§ **What you have to do**: Collect from the data below each line with "Double".

§ **Data to use**:
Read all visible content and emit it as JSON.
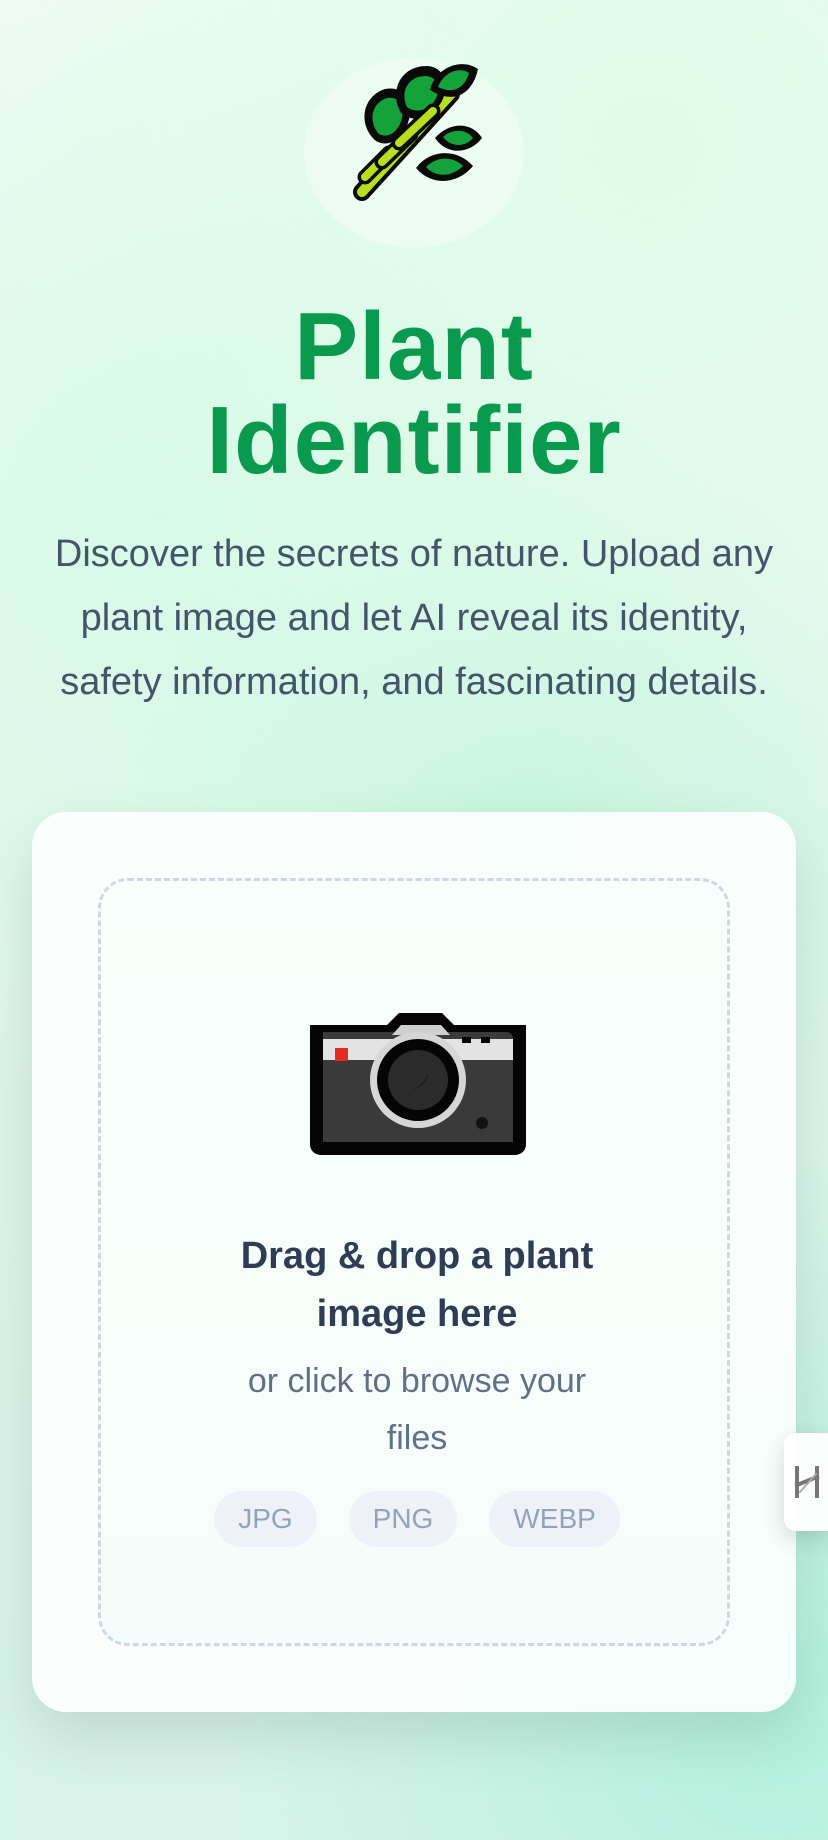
{
  "hero": {
    "title_line_1": "Plant",
    "title_line_2": "Identifier",
    "subtitle_line_1": "Discover the secrets of nature. Upload any",
    "subtitle_line_2": "plant image and let AI reveal its identity,",
    "subtitle_line_3": "safety information, and fascinating details.",
    "logo_icon": "plant-sprout-icon"
  },
  "upload": {
    "camera_icon": "camera-icon",
    "title_line_1": "Drag & drop a plant",
    "title_line_2": "image here",
    "help_line_1": "or click to browse your",
    "help_line_2": "files",
    "formats": [
      "JPG",
      "PNG",
      "WEBP"
    ]
  },
  "side_tab": {
    "icon": "h-logo-icon"
  },
  "colors": {
    "title_green": "#0a9a4f",
    "subtitle": "#44546b",
    "drop_title": "#2e3c54",
    "drop_help": "#617089",
    "pill_bg": "#eef2f8",
    "pill_text": "#94a3b8"
  }
}
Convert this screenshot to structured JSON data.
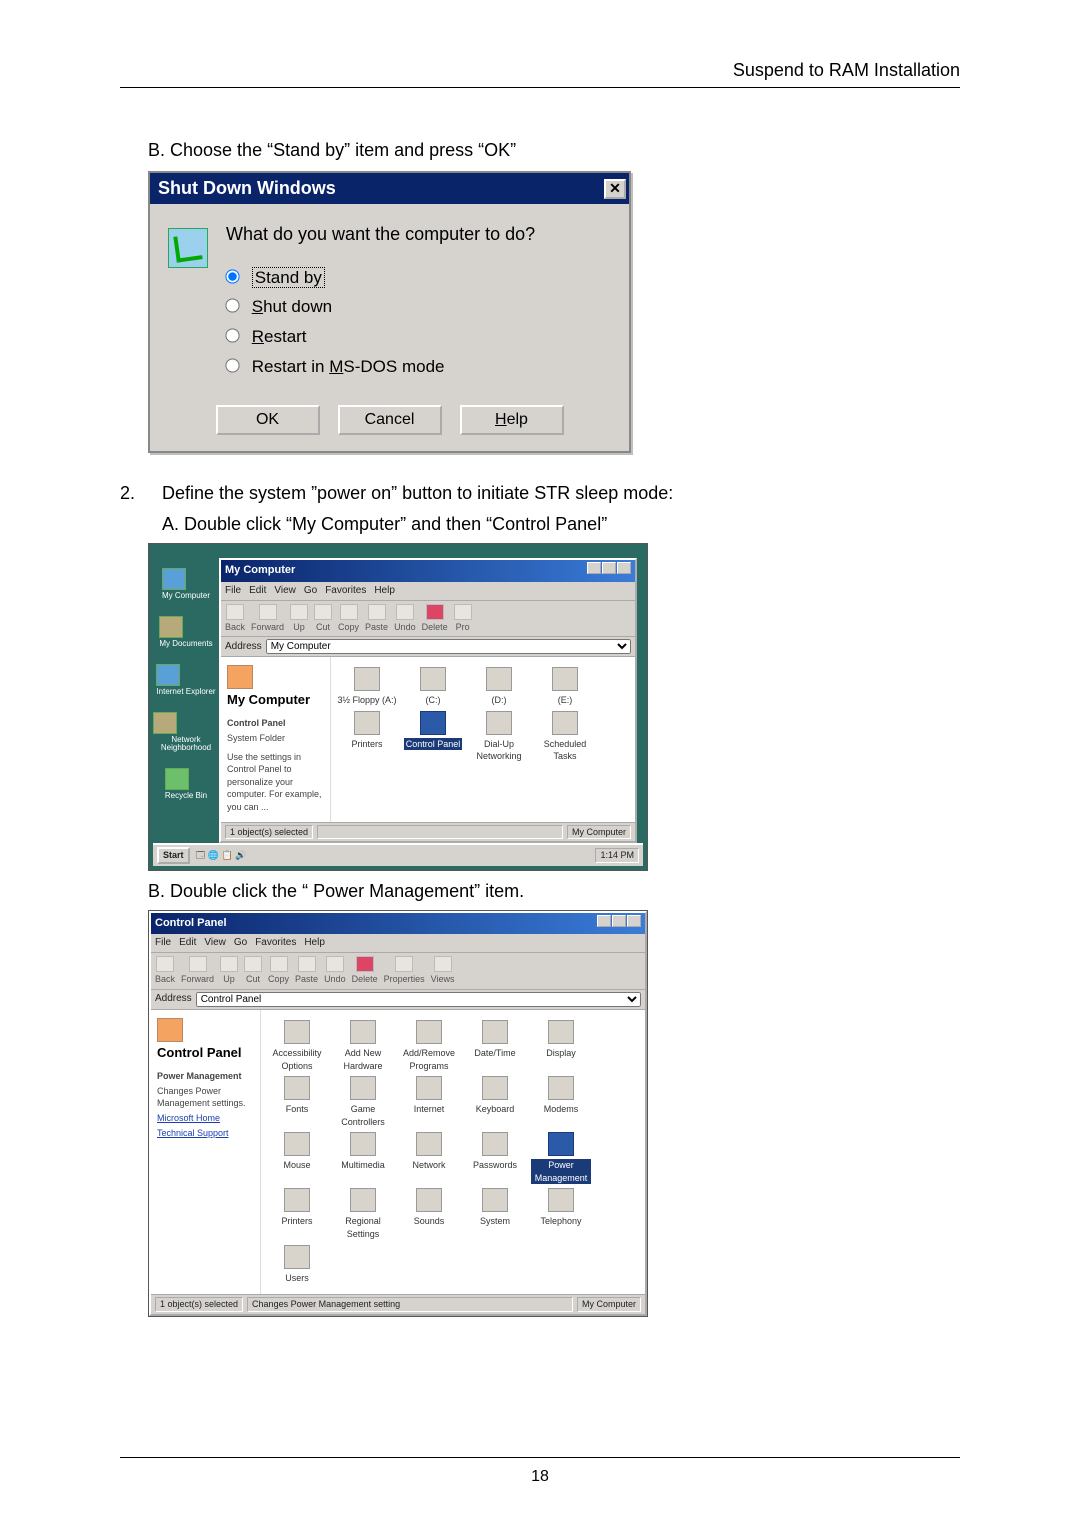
{
  "header": {
    "right": "Suspend to RAM Installation"
  },
  "step_b": "B.  Choose the “Stand by” item and press “OK”",
  "shutdown": {
    "title": "Shut Down Windows",
    "question": "What do you want the computer to do?",
    "opt_standby_plain": "Stand by",
    "opt_shutdown_pre": "S",
    "opt_shutdown_rest": "hut down",
    "opt_restart_pre": "R",
    "opt_restart_rest": "estart",
    "opt_msdos_pre": "Restart in ",
    "opt_msdos_u": "M",
    "opt_msdos_rest": "S-DOS mode",
    "btn_ok": "OK",
    "btn_cancel": "Cancel",
    "btn_help_pre": "H",
    "btn_help_rest": "elp"
  },
  "step2": {
    "num": "2.",
    "text": "Define the system ”power on” button to initiate STR sleep mode:",
    "a": "A.  Double click “My Computer” and then “Control Panel”"
  },
  "mycomp": {
    "title": "My Computer",
    "menus": [
      "File",
      "Edit",
      "View",
      "Go",
      "Favorites",
      "Help"
    ],
    "tools": [
      "Back",
      "Forward",
      "Up",
      "Cut",
      "Copy",
      "Paste",
      "Undo",
      "Delete",
      "Pro"
    ],
    "address_label": "Address",
    "address_value": "My Computer",
    "side_title": "My Computer",
    "side_section": "Control Panel",
    "side_section_sub": "System Folder",
    "side_desc": "Use the settings in Control Panel to personalize your computer. For example, you can ...",
    "items": [
      {
        "label": "3½ Floppy (A:)"
      },
      {
        "label": "(C:)"
      },
      {
        "label": "(D:)"
      },
      {
        "label": "(E:)"
      },
      {
        "label": "Printers"
      },
      {
        "label": "Control Panel",
        "sel": true
      },
      {
        "label": "Dial-Up Networking"
      },
      {
        "label": "Scheduled Tasks"
      }
    ],
    "status_left": "1 object(s) selected",
    "status_right": "My Computer"
  },
  "sec_b2": "B.  Double click the “ Power Management” item.",
  "cpanel": {
    "title": "Control Panel",
    "menus": [
      "File",
      "Edit",
      "View",
      "Go",
      "Favorites",
      "Help"
    ],
    "tools": [
      "Back",
      "Forward",
      "Up",
      "Cut",
      "Copy",
      "Paste",
      "Undo",
      "Delete",
      "Properties",
      "Views"
    ],
    "address_label": "Address",
    "address_value": "Control Panel",
    "side_title": "Control Panel",
    "side_section": "Power Management",
    "side_desc": "Changes Power Management settings.",
    "side_links": [
      "Microsoft Home",
      "Technical Support"
    ],
    "items": [
      {
        "label": "Accessibility Options"
      },
      {
        "label": "Add New Hardware"
      },
      {
        "label": "Add/Remove Programs"
      },
      {
        "label": "Date/Time"
      },
      {
        "label": "Display"
      },
      {
        "label": "Fonts"
      },
      {
        "label": "Game Controllers"
      },
      {
        "label": "Internet"
      },
      {
        "label": "Keyboard"
      },
      {
        "label": "Modems"
      },
      {
        "label": "Mouse"
      },
      {
        "label": "Multimedia"
      },
      {
        "label": "Network"
      },
      {
        "label": "Passwords"
      },
      {
        "label": "Power Management",
        "sel": true
      },
      {
        "label": "Printers"
      },
      {
        "label": "Regional Settings"
      },
      {
        "label": "Sounds"
      },
      {
        "label": "System"
      },
      {
        "label": "Telephony"
      },
      {
        "label": "Users"
      }
    ],
    "status_left": "1 object(s) selected",
    "status_mid": "Changes Power Management setting",
    "status_right": "My Computer"
  },
  "taskbar": {
    "start": "Start",
    "tray": "1:14 PM"
  },
  "page_number": "18"
}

§ **Output below**:
    "a": "A.  Double click “My Computer” and then “Control Panel”"
  "sec_b2": "B.  Double click the “ Power Management” item.",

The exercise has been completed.